***** RECORDS FOR PROCESSING *****

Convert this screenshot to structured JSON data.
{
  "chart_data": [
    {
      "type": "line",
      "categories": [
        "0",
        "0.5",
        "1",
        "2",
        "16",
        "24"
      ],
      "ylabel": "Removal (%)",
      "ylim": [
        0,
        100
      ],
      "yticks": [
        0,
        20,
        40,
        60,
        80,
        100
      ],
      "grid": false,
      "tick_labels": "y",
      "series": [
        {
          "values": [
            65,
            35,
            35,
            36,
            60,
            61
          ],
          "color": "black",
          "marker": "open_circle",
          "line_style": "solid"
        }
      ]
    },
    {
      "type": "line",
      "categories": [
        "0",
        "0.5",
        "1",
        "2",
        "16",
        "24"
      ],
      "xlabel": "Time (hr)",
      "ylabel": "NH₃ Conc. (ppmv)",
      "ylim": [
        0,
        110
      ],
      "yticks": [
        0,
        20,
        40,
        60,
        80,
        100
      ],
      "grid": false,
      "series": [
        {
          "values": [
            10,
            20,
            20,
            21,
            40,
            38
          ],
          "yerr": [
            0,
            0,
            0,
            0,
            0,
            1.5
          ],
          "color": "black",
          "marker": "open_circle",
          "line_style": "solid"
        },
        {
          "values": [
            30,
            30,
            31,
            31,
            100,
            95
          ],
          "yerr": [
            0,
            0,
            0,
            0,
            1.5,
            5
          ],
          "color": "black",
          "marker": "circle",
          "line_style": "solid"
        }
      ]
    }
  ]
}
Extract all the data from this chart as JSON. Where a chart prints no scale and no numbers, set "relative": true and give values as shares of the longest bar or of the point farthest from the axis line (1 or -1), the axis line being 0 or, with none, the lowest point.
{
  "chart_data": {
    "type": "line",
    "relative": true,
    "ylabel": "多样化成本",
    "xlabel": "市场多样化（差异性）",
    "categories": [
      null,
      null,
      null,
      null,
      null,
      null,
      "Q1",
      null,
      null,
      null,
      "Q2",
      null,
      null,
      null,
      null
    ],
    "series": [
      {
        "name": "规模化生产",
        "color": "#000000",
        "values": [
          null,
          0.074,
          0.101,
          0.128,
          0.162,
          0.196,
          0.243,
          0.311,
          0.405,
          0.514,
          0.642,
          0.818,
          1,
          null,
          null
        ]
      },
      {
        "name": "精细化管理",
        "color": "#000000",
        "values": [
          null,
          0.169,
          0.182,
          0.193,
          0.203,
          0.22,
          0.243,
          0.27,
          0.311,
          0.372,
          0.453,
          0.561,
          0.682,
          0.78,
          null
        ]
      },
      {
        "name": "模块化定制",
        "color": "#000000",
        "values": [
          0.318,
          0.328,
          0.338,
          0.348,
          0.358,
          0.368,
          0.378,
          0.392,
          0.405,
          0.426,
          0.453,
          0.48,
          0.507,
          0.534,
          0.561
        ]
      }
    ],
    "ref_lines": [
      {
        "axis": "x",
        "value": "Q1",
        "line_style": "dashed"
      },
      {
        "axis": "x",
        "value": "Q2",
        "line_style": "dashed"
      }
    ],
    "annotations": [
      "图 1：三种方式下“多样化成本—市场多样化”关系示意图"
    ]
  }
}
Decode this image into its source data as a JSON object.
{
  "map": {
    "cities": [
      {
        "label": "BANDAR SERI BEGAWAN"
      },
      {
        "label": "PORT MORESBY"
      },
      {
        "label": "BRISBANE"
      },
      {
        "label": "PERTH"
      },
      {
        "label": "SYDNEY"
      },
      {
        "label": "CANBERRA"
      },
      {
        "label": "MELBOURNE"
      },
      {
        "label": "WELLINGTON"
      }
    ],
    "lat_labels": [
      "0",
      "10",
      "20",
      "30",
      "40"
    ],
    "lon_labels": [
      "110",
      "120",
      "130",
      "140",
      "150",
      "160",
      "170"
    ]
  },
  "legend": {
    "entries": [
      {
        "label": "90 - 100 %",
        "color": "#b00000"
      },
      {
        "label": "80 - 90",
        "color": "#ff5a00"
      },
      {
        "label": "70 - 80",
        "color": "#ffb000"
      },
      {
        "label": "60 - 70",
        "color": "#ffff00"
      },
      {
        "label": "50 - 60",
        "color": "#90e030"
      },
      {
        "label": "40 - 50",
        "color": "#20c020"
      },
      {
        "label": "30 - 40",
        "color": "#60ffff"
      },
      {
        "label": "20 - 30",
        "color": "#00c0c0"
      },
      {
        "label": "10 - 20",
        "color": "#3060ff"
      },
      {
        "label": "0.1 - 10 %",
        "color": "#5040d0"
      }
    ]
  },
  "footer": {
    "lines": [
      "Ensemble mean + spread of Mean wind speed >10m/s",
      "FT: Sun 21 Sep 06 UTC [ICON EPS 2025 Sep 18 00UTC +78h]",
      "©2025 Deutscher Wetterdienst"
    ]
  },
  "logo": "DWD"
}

*****
***** RECORDS FOR PROCESSING *****

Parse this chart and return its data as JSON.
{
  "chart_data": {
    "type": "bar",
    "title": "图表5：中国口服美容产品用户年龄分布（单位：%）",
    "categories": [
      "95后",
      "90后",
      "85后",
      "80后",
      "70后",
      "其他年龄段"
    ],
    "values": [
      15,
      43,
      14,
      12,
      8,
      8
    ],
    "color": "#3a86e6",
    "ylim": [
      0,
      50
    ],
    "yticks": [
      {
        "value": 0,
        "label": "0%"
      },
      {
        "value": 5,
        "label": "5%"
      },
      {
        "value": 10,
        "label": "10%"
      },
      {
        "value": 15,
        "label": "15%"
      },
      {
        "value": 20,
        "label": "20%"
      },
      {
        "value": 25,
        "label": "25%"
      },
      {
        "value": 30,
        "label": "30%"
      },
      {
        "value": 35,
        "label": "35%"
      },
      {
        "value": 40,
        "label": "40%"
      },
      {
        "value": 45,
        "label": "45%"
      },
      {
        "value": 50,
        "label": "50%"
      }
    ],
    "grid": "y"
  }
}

*****

- _TASK_:
Read the entries and show each line that mentions "relative".

- _FINAL RESULT_:
Extract all the data from this chart as JSON. Where a chart prints no scale and no numbers, set "relative": true and give values as shares of the longest bar or of the point farthest from the axis line (1 or -1), the axis line being 0 or, with none, the lowest point.
    "relative": true,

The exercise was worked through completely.